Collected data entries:
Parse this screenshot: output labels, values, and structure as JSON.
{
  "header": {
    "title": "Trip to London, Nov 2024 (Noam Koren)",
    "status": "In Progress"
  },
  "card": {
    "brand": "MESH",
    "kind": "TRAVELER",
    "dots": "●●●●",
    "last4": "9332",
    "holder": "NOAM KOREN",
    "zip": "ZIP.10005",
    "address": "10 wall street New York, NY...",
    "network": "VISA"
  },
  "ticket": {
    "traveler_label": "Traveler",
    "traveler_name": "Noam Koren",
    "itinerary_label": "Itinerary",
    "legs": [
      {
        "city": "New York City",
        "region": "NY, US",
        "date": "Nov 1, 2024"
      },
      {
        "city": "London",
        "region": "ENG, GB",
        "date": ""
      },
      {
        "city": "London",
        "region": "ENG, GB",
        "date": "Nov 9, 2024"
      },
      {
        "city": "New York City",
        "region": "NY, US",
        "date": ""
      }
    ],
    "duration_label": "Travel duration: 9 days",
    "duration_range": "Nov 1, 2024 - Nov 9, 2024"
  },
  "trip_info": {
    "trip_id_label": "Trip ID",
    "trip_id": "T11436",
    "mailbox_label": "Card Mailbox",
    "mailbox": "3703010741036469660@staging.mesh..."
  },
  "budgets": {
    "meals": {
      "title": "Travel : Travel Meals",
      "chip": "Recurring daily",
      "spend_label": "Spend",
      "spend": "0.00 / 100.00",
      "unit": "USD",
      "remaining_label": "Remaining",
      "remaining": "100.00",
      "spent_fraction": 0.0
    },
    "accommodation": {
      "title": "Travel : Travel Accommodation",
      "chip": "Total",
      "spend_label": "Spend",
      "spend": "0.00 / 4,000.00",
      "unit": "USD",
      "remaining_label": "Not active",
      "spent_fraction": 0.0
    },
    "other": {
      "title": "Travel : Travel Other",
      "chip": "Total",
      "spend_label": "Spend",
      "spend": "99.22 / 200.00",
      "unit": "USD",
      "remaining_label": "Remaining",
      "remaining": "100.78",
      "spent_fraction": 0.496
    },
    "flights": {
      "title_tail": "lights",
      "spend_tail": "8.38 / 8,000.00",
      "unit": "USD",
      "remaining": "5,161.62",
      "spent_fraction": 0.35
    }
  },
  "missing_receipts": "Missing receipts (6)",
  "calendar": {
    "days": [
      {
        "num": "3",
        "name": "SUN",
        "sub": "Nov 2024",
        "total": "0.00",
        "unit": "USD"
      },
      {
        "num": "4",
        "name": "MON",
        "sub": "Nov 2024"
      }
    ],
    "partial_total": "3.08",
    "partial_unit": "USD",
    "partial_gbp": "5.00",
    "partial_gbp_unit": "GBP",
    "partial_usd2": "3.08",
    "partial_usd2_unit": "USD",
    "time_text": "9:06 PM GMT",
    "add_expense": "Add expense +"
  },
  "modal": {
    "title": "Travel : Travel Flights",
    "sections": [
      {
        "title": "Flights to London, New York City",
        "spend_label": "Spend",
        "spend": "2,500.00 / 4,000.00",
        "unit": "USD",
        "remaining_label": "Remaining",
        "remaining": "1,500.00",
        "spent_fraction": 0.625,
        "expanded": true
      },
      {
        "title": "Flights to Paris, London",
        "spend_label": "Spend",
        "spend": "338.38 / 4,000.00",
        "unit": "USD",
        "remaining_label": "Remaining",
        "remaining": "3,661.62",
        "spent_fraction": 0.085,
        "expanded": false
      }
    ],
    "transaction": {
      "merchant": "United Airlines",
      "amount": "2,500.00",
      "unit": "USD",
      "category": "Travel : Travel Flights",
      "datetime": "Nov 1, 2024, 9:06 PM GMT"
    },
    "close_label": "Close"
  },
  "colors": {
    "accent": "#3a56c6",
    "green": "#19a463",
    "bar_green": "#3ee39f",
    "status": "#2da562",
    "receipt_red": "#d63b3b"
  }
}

Given request » Give back the whole listing exactly as it reads.

Answer below »
Parse this screenshot: output labels, values, and structure as JSON.
{
  "header": {
    "title": "Trip to London, Nov 2024 (Noam Koren)",
    "status": "In Progress"
  },
  "card": {
    "brand": "MESH",
    "kind": "TRAVELER",
    "dots": "●●●●",
    "last4": "9332",
    "holder": "NOAM KOREN",
    "zip": "ZIP.10005",
    "address": "10 wall street New York, NY...",
    "network": "VISA"
  },
  "ticket": {
    "traveler_label": "Traveler",
    "traveler_name": "Noam Koren",
    "itinerary_label": "Itinerary",
    "legs": [
      {
        "city": "New York City",
        "region": "NY, US",
        "date": "Nov 1, 2024"
      },
      {
        "city": "London",
        "region": "ENG, GB",
        "date": ""
      },
      {
        "city": "London",
        "region": "ENG, GB",
        "date": "Nov 9, 2024"
      },
      {
        "city": "New York City",
        "region": "NY, US",
        "date": ""
      }
    ],
    "duration_label": "Travel duration: 9 days",
    "duration_range": "Nov 1, 2024 - Nov 9, 2024"
  },
  "trip_info": {
    "trip_id_label": "Trip ID",
    "trip_id": "T11436",
    "mailbox_label": "Card Mailbox",
    "mailbox": "3703010741036469660@staging.mesh..."
  },
  "budgets": {
    "meals": {
      "title": "Travel : Travel Meals",
      "chip": "Recurring daily",
      "spend_label": "Spend",
      "spend": "0.00 / 100.00",
      "unit": "USD",
      "remaining_label": "Remaining",
      "remaining": "100.00",
      "spent_fraction": 0.0
    },
    "accommodation": {
      "title": "Travel : Travel Accommodation",
      "chip": "Total",
      "spend_label": "Spend",
      "spend": "0.00 / 4,000.00",
      "unit": "USD",
      "remaining_label": "Not active",
      "spent_fraction": 0.0
    },
    "other": {
      "title": "Travel : Travel Other",
      "chip": "Total",
      "spend_label": "Spend",
      "spend": "99.22 / 200.00",
      "unit": "USD",
      "remaining_label": "Remaining",
      "remaining": "100.78",
      "spent_fraction": 0.496
    },
    "flights": {
      "title_tail": "lights",
      "spend_tail": "8.38 / 8,000.00",
      "unit": "USD",
      "remaining": "5,161.62",
      "spent_fraction": 0.35
    }
  },
  "missing_receipts": "Missing receipts (6)",
  "calendar": {
    "days": [
      {
        "num": "3",
        "name": "SUN",
        "sub": "Nov 2024",
        "total": "0.00",
        "unit": "USD"
      },
      {
        "num": "4",
        "name": "MON",
        "sub": "Nov 2024"
      }
    ],
    "partial_total": "3.08",
    "partial_unit": "USD",
    "partial_gbp": "5.00",
    "partial_gbp_unit": "GBP",
    "partial_usd2": "3.08",
    "partial_usd2_unit": "USD",
    "time_text": "9:06 PM GMT",
    "add_expense": "Add expense +"
  },
  "modal": {
    "title": "Travel : Travel Flights",
    "sections": [
      {
        "title": "Flights to London, New York City",
        "spend_label": "Spend",
        "spend": "2,500.00 / 4,000.00",
        "unit": "USD",
        "remaining_label": "Remaining",
        "remaining": "1,500.00",
        "spent_fraction": 0.625,
        "expanded": true
      },
      {
        "title": "Flights to Paris, London",
        "spend_label": "Spend",
        "spend": "338.38 / 4,000.00",
        "unit": "USD",
        "remaining_label": "Remaining",
        "remaining": "3,661.62",
        "spent_fraction": 0.085,
        "expanded": false
      }
    ],
    "transaction": {
      "merchant": "United Airlines",
      "amount": "2,500.00",
      "unit": "USD",
      "category": "Travel : Travel Flights",
      "datetime": "Nov 1, 2024, 9:06 PM GMT"
    },
    "close_label": "Close"
  },
  "colors": {
    "accent": "#3a56c6",
    "green": "#19a463",
    "bar_green": "#3ee39f",
    "status": "#2da562",
    "receipt_red": "#d63b3b"
  }
}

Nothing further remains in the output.